(Data entries)
****************
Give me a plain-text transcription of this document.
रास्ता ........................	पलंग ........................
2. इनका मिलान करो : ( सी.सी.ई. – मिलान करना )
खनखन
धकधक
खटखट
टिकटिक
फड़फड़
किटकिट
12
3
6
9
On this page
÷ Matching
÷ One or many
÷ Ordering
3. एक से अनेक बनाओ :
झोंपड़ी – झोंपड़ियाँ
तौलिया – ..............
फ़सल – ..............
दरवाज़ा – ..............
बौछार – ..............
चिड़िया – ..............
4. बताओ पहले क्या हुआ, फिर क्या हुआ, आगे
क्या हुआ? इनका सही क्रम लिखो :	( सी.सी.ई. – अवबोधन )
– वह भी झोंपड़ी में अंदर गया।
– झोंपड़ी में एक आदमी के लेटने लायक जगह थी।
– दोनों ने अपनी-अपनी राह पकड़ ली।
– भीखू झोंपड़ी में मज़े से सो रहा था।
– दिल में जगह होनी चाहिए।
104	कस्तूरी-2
****************
TO DO. Check each line above for the string "this" and report how many lines have it, giving only the number.

THE COMPLETED TASK. 2